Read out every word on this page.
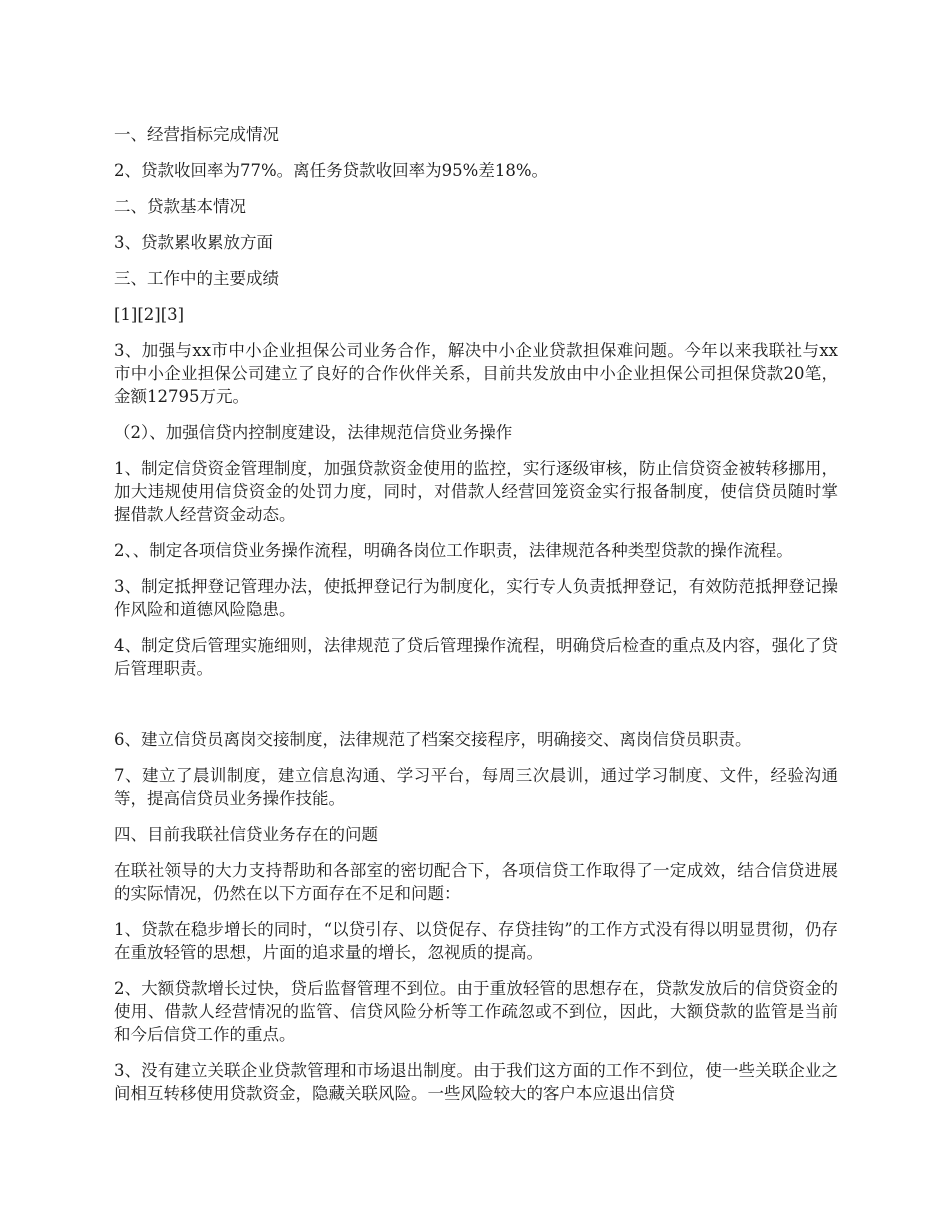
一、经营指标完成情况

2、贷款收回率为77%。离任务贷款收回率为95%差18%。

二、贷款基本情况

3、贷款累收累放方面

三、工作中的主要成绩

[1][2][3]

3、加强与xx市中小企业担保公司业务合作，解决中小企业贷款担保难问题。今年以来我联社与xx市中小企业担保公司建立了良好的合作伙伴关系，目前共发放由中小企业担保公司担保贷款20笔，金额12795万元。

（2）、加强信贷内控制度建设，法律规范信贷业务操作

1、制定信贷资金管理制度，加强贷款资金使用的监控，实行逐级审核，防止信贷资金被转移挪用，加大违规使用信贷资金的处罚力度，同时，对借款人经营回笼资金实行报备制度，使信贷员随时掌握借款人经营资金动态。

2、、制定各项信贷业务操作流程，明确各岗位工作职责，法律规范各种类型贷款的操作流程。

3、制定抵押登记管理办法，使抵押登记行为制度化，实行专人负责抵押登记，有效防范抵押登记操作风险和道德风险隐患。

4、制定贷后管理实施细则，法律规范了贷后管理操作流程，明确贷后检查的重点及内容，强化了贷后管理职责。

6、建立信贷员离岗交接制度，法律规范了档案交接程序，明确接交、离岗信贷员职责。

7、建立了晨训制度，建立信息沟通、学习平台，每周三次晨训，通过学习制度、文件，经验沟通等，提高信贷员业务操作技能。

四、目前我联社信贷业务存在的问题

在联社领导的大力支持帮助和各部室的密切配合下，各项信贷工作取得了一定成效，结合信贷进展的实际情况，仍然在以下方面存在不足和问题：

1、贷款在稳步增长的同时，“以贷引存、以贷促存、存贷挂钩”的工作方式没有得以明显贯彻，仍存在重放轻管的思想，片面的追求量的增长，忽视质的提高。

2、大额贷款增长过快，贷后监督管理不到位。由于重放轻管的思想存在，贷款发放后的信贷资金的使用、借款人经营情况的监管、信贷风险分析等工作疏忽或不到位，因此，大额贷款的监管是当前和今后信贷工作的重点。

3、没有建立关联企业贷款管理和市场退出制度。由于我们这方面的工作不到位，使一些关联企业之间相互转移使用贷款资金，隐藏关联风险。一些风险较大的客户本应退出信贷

• • • •

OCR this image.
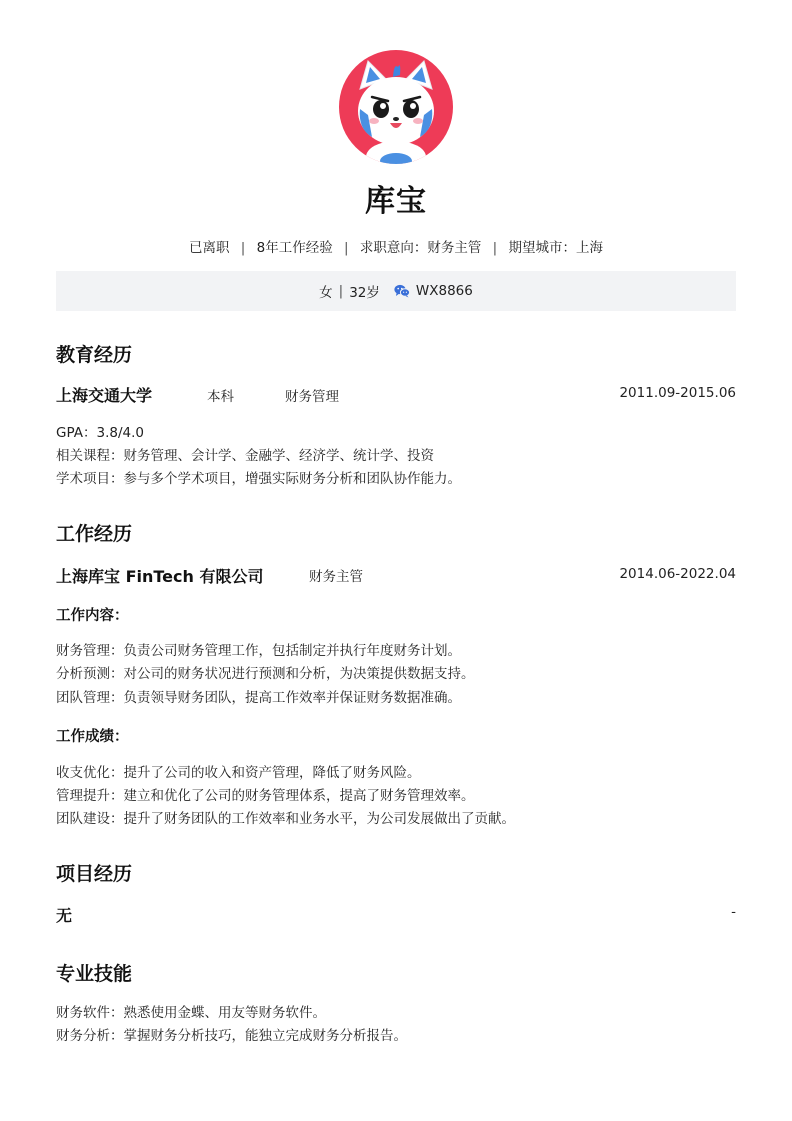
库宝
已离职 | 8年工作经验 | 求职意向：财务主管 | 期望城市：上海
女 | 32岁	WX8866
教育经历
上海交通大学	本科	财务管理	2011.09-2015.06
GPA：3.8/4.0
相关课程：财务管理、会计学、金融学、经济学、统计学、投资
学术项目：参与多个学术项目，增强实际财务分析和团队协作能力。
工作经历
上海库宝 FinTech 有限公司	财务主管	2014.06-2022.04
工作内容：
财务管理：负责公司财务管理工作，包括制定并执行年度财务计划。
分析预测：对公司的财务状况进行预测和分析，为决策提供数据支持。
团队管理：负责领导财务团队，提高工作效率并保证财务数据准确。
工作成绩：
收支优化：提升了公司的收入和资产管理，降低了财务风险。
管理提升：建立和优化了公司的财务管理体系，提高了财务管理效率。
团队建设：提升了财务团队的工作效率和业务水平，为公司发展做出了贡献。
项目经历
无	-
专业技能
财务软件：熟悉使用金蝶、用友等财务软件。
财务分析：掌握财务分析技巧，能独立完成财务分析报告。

• • • •

* [Exercise description]: Copy out every line from the data above that has "this" in it.

* [Full output]:
Read out every word on this page.
OCR this image.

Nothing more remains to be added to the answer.